Dataset rows:
────────────────────────────────────────

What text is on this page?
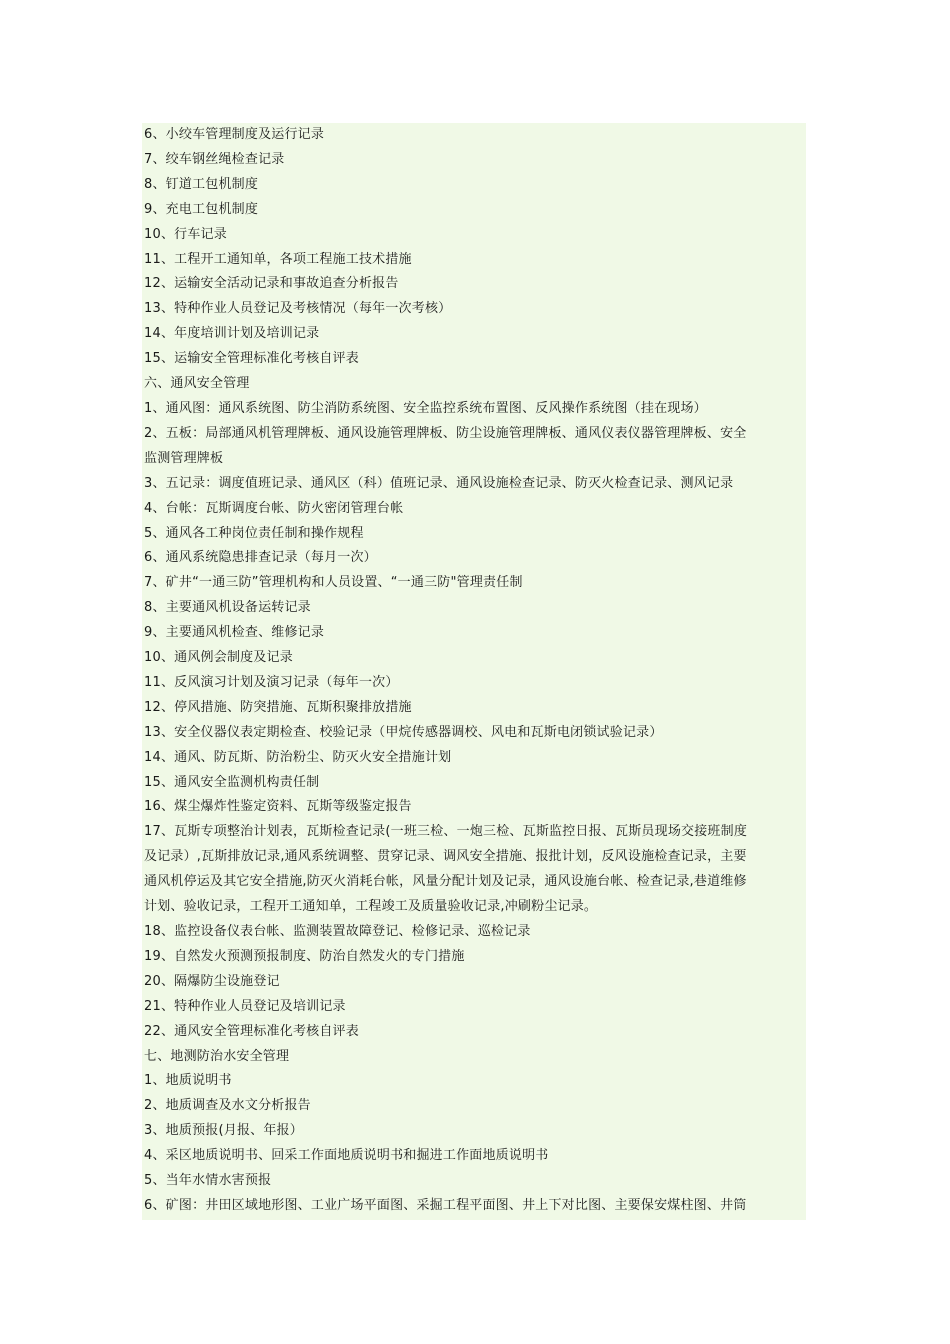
6、小绞车管理制度及运行记录
7、绞车钢丝绳检查记录
8、钉道工包机制度
9、充电工包机制度
10、行车记录
11、工程开工通知单，各项工程施工技术措施
12、运输安全活动记录和事故追查分析报告
13、特种作业人员登记及考核情况（每年一次考核）
14、年度培训计划及培训记录
15、运输安全管理标准化考核自评表
六、通风安全管理
1、通风图：通风系统图、防尘消防系统图、安全监控系统布置图、反风操作系统图（挂在现场）
2、五板：局部通风机管理牌板、通风设施管理牌板、防尘设施管理牌板、通风仪表仪器管理牌板、安全
监测管理牌板
3、五记录：调度值班记录、通风区（科）值班记录、通风设施检查记录、防灭火检查记录、测风记录
4、台帐：瓦斯调度台帐、防火密闭管理台帐
5、通风各工种岗位责任制和操作规程
6、通风系统隐患排查记录（每月一次）
7、矿井“一通三防”管理机构和人员设置、“一通三防"管理责任制
8、主要通风机设备运转记录
9、主要通风机检查、维修记录
10、通风例会制度及记录
11、反风演习计划及演习记录（每年一次）
12、停风措施、防突措施、瓦斯积聚排放措施
13、安全仪器仪表定期检查、校验记录（甲烷传感器调校、风电和瓦斯电闭锁试验记录）
14、通风、防瓦斯、防治粉尘、防灭火安全措施计划
15、通风安全监测机构责任制
16、煤尘爆炸性鉴定资料、瓦斯等级鉴定报告
17、瓦斯专项整治计划表，瓦斯检查记录(一班三检、一炮三检、瓦斯监控日报、瓦斯员现场交接班制度
及记录）,瓦斯排放记录,通风系统调整、贯穿记录、调风安全措施、报批计划，反风设施检查记录，主要
通风机停运及其它安全措施,防灭火消耗台帐，风量分配计划及记录，通风设施台帐、检查记录,巷道维修
计划、验收记录，工程开工通知单，工程竣工及质量验收记录,冲刷粉尘记录。
18、监控设备仪表台帐、监测装置故障登记、检修记录、巡检记录
19、自然发火预测预报制度、防治自然发火的专门措施
20、隔爆防尘设施登记
21、特种作业人员登记及培训记录
22、通风安全管理标准化考核自评表
七、地测防治水安全管理
1、地质说明书
2、地质调查及水文分析报告
3、地质预报(月报、年报）
4、采区地质说明书、回采工作面地质说明书和掘进工作面地质说明书
5、当年水情水害预报
6、矿图：井田区域地形图、工业广场平面图、采掘工程平面图、井上下对比图、主要保安煤柱图、井筒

────────────────────────────────────────

Copy out all the data without changing anything, and drop the pictures.

Written answer:
What text is on this page?
6、小绞车管理制度及运行记录
7、绞车钢丝绳检查记录
8、钉道工包机制度
9、充电工包机制度
10、行车记录
11、工程开工通知单，各项工程施工技术措施
12、运输安全活动记录和事故追查分析报告
13、特种作业人员登记及考核情况（每年一次考核）
14、年度培训计划及培训记录
15、运输安全管理标准化考核自评表
六、通风安全管理
1、通风图：通风系统图、防尘消防系统图、安全监控系统布置图、反风操作系统图（挂在现场）
2、五板：局部通风机管理牌板、通风设施管理牌板、防尘设施管理牌板、通风仪表仪器管理牌板、安全
监测管理牌板
3、五记录：调度值班记录、通风区（科）值班记录、通风设施检查记录、防灭火检查记录、测风记录
4、台帐：瓦斯调度台帐、防火密闭管理台帐
5、通风各工种岗位责任制和操作规程
6、通风系统隐患排查记录（每月一次）
7、矿井“一通三防”管理机构和人员设置、“一通三防"管理责任制
8、主要通风机设备运转记录
9、主要通风机检查、维修记录
10、通风例会制度及记录
11、反风演习计划及演习记录（每年一次）
12、停风措施、防突措施、瓦斯积聚排放措施
13、安全仪器仪表定期检查、校验记录（甲烷传感器调校、风电和瓦斯电闭锁试验记录）
14、通风、防瓦斯、防治粉尘、防灭火安全措施计划
15、通风安全监测机构责任制
16、煤尘爆炸性鉴定资料、瓦斯等级鉴定报告
17、瓦斯专项整治计划表，瓦斯检查记录(一班三检、一炮三检、瓦斯监控日报、瓦斯员现场交接班制度
及记录）,瓦斯排放记录,通风系统调整、贯穿记录、调风安全措施、报批计划，反风设施检查记录，主要
通风机停运及其它安全措施,防灭火消耗台帐，风量分配计划及记录，通风设施台帐、检查记录,巷道维修
计划、验收记录，工程开工通知单，工程竣工及质量验收记录,冲刷粉尘记录。
18、监控设备仪表台帐、监测装置故障登记、检修记录、巡检记录
19、自然发火预测预报制度、防治自然发火的专门措施
20、隔爆防尘设施登记
21、特种作业人员登记及培训记录
22、通风安全管理标准化考核自评表
七、地测防治水安全管理
1、地质说明书
2、地质调查及水文分析报告
3、地质预报(月报、年报）
4、采区地质说明书、回采工作面地质说明书和掘进工作面地质说明书
5、当年水情水害预报
6、矿图：井田区域地形图、工业广场平面图、采掘工程平面图、井上下对比图、主要保安煤柱图、井筒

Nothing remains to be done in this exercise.